EXERCISE AIM => Restate, word for word, all of the material shown below.

PROVIDED MATERIAL =>

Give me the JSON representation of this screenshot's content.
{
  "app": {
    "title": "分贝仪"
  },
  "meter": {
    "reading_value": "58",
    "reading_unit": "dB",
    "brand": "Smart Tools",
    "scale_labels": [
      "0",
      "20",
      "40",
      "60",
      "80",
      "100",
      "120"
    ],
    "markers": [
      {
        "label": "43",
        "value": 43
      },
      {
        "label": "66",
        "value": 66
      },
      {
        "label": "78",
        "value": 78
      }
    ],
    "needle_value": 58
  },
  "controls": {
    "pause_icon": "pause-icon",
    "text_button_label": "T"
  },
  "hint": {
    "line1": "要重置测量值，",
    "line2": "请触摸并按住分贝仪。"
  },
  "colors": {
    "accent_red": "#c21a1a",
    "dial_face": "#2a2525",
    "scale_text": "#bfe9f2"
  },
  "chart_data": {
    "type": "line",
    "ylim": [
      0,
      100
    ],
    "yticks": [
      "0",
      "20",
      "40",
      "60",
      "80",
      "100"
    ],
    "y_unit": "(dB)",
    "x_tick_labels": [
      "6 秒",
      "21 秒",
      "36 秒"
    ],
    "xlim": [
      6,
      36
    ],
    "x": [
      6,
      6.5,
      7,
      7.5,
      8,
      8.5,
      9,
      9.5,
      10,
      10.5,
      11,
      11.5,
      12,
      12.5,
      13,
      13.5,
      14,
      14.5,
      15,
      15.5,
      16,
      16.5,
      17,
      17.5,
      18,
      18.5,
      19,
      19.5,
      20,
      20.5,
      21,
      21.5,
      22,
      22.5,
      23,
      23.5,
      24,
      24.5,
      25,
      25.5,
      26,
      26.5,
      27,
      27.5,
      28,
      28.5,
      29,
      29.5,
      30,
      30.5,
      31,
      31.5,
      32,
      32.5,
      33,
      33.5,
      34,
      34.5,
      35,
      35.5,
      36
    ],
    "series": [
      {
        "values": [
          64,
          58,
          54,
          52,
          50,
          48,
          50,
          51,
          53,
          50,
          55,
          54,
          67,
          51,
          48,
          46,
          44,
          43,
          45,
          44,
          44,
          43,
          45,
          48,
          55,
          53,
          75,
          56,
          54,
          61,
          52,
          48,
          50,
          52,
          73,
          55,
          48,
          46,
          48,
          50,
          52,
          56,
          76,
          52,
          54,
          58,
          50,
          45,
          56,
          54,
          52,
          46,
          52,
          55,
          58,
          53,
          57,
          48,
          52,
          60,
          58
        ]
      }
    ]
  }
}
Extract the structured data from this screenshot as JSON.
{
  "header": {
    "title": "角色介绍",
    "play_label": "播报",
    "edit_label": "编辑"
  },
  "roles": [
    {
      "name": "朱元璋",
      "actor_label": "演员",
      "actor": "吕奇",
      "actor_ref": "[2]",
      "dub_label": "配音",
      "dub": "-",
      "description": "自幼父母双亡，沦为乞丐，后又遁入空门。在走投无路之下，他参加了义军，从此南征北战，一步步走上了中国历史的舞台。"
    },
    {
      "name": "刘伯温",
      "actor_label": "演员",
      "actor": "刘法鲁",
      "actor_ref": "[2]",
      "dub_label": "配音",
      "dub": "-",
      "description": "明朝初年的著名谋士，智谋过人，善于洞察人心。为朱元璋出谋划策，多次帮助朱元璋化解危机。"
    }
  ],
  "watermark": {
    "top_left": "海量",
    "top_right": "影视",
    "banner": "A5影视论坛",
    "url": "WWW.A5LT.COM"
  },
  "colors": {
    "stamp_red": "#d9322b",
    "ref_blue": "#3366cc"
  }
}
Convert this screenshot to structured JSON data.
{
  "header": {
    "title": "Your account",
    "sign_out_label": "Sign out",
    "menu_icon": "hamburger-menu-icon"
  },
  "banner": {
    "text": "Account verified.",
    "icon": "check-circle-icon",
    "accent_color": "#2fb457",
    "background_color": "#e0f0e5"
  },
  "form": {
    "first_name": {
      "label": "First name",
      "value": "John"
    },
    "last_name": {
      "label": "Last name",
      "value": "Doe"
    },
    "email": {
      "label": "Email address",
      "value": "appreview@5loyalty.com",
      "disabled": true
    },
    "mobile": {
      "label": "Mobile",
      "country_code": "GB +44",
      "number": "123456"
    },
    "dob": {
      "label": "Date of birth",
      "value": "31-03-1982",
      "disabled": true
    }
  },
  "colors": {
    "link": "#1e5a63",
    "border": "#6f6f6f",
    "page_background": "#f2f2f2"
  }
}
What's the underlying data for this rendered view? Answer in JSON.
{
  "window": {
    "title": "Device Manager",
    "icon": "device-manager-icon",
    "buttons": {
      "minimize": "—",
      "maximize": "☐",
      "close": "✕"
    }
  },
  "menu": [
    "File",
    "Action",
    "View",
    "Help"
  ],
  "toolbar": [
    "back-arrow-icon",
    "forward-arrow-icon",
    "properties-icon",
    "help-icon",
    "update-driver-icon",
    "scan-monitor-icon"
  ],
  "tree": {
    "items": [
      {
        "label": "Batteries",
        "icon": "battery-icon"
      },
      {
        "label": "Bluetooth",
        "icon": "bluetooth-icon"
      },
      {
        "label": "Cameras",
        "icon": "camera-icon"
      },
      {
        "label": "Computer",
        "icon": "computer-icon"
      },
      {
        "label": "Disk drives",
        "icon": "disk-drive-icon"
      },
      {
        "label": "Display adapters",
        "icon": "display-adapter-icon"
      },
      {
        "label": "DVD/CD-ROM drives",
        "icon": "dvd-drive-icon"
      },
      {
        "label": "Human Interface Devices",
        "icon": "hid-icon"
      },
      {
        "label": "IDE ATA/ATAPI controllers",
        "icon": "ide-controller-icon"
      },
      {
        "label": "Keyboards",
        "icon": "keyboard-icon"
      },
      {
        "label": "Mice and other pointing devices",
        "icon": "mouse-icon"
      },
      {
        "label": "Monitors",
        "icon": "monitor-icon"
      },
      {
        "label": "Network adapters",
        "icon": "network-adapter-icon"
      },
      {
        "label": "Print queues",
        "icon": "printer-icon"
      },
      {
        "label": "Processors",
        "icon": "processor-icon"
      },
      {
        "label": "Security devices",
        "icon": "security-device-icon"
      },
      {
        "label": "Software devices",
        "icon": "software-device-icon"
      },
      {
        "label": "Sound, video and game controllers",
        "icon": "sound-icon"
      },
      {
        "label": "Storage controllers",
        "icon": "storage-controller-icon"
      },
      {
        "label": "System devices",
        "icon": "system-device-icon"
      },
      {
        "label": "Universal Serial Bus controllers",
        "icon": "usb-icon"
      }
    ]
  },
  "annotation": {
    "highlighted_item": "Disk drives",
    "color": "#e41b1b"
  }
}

EXERCISE RESULT =>
Give me the JSON representation of this screenshot's content.
{
  "app": {
    "title": "分贝仪"
  },
  "meter": {
    "reading_value": "58",
    "reading_unit": "dB",
    "brand": "Smart Tools",
    "scale_labels": [
      "0",
      "20",
      "40",
      "60",
      "80",
      "100",
      "120"
    ],
    "markers": [
      {
        "label": "43",
        "value": 43
      },
      {
        "label": "66",
        "value": 66
      },
      {
        "label": "78",
        "value": 78
      }
    ],
    "needle_value": 58
  },
  "controls": {
    "pause_icon": "pause-icon",
    "text_button_label": "T"
  },
  "hint": {
    "line1": "要重置测量值，",
    "line2": "请触摸并按住分贝仪。"
  },
  "colors": {
    "accent_red": "#c21a1a",
    "dial_face": "#2a2525",
    "scale_text": "#bfe9f2"
  },
  "chart_data": {
    "type": "line",
    "ylim": [
      0,
      100
    ],
    "yticks": [
      "0",
      "20",
      "40",
      "60",
      "80",
      "100"
    ],
    "y_unit": "(dB)",
    "x_tick_labels": [
      "6 秒",
      "21 秒",
      "36 秒"
    ],
    "xlim": [
      6,
      36
    ],
    "x": [
      6,
      6.5,
      7,
      7.5,
      8,
      8.5,
      9,
      9.5,
      10,
      10.5,
      11,
      11.5,
      12,
      12.5,
      13,
      13.5,
      14,
      14.5,
      15,
      15.5,
      16,
      16.5,
      17,
      17.5,
      18,
      18.5,
      19,
      19.5,
      20,
      20.5,
      21,
      21.5,
      22,
      22.5,
      23,
      23.5,
      24,
      24.5,
      25,
      25.5,
      26,
      26.5,
      27,
      27.5,
      28,
      28.5,
      29,
      29.5,
      30,
      30.5,
      31,
      31.5,
      32,
      32.5,
      33,
      33.5,
      34,
      34.5,
      35,
      35.5,
      36
    ],
    "series": [
      {
        "values": [
          64,
          58,
          54,
          52,
          50,
          48,
          50,
          51,
          53,
          50,
          55,
          54,
          67,
          51,
          48,
          46,
          44,
          43,
          45,
          44,
          44,
          43,
          45,
          48,
          55,
          53,
          75,
          56,
          54,
          61,
          52,
          48,
          50,
          52,
          73,
          55,
          48,
          46,
          48,
          50,
          52,
          56,
          76,
          52,
          54,
          58,
          50,
          45,
          56,
          54,
          52,
          46,
          52,
          55,
          58,
          53,
          57,
          48,
          52,
          60,
          58
        ]
      }
    ]
  }
}
Extract the structured data from this screenshot as JSON.
{
  "header": {
    "title": "角色介绍",
    "play_label": "播报",
    "edit_label": "编辑"
  },
  "roles": [
    {
      "name": "朱元璋",
      "actor_label": "演员",
      "actor": "吕奇",
      "actor_ref": "[2]",
      "dub_label": "配音",
      "dub": "-",
      "description": "自幼父母双亡，沦为乞丐，后又遁入空门。在走投无路之下，他参加了义军，从此南征北战，一步步走上了中国历史的舞台。"
    },
    {
      "name": "刘伯温",
      "actor_label": "演员",
      "actor": "刘法鲁",
      "actor_ref": "[2]",
      "dub_label": "配音",
      "dub": "-",
      "description": "明朝初年的著名谋士，智谋过人，善于洞察人心。为朱元璋出谋划策，多次帮助朱元璋化解危机。"
    }
  ],
  "watermark": {
    "top_left": "海量",
    "top_right": "影视",
    "banner": "A5影视论坛",
    "url": "WWW.A5LT.COM"
  },
  "colors": {
    "stamp_red": "#d9322b",
    "ref_blue": "#3366cc"
  }
}
Convert this screenshot to structured JSON data.
{
  "header": {
    "title": "Your account",
    "sign_out_label": "Sign out",
    "menu_icon": "hamburger-menu-icon"
  },
  "banner": {
    "text": "Account verified.",
    "icon": "check-circle-icon",
    "accent_color": "#2fb457",
    "background_color": "#e0f0e5"
  },
  "form": {
    "first_name": {
      "label": "First name",
      "value": "John"
    },
    "last_name": {
      "label": "Last name",
      "value": "Doe"
    },
    "email": {
      "label": "Email address",
      "value": "appreview@5loyalty.com",
      "disabled": true
    },
    "mobile": {
      "label": "Mobile",
      "country_code": "GB +44",
      "number": "123456"
    },
    "dob": {
      "label": "Date of birth",
      "value": "31-03-1982",
      "disabled": true
    }
  },
  "colors": {
    "link": "#1e5a63",
    "border": "#6f6f6f",
    "page_background": "#f2f2f2"
  }
}
What's the underlying data for this rendered view? Answer in JSON.
{
  "window": {
    "title": "Device Manager",
    "icon": "device-manager-icon",
    "buttons": {
      "minimize": "—",
      "maximize": "☐",
      "close": "✕"
    }
  },
  "menu": [
    "File",
    "Action",
    "View",
    "Help"
  ],
  "toolbar": [
    "back-arrow-icon",
    "forward-arrow-icon",
    "properties-icon",
    "help-icon",
    "update-driver-icon",
    "scan-monitor-icon"
  ],
  "tree": {
    "items": [
      {
        "label": "Batteries",
        "icon": "battery-icon"
      },
      {
        "label": "Bluetooth",
        "icon": "bluetooth-icon"
      },
      {
        "label": "Cameras",
        "icon": "camera-icon"
      },
      {
        "label": "Computer",
        "icon": "computer-icon"
      },
      {
        "label": "Disk drives",
        "icon": "disk-drive-icon"
      },
      {
        "label": "Display adapters",
        "icon": "display-adapter-icon"
      },
      {
        "label": "DVD/CD-ROM drives",
        "icon": "dvd-drive-icon"
      },
      {
        "label": "Human Interface Devices",
        "icon": "hid-icon"
      },
      {
        "label": "IDE ATA/ATAPI controllers",
        "icon": "ide-controller-icon"
      },
      {
        "label": "Keyboards",
        "icon": "keyboard-icon"
      },
      {
        "label": "Mice and other pointing devices",
        "icon": "mouse-icon"
      },
      {
        "label": "Monitors",
        "icon": "monitor-icon"
      },
      {
        "label": "Network adapters",
        "icon": "network-adapter-icon"
      },
      {
        "label": "Print queues",
        "icon": "printer-icon"
      },
      {
        "label": "Processors",
        "icon": "processor-icon"
      },
      {
        "label": "Security devices",
        "icon": "security-device-icon"
      },
      {
        "label": "Software devices",
        "icon": "software-device-icon"
      },
      {
        "label": "Sound, video and game controllers",
        "icon": "sound-icon"
      },
      {
        "label": "Storage controllers",
        "icon": "storage-controller-icon"
      },
      {
        "label": "System devices",
        "icon": "system-device-icon"
      },
      {
        "label": "Universal Serial Bus controllers",
        "icon": "usb-icon"
      }
    ]
  },
  "annotation": {
    "highlighted_item": "Disk drives",
    "color": "#e41b1b"
  }
}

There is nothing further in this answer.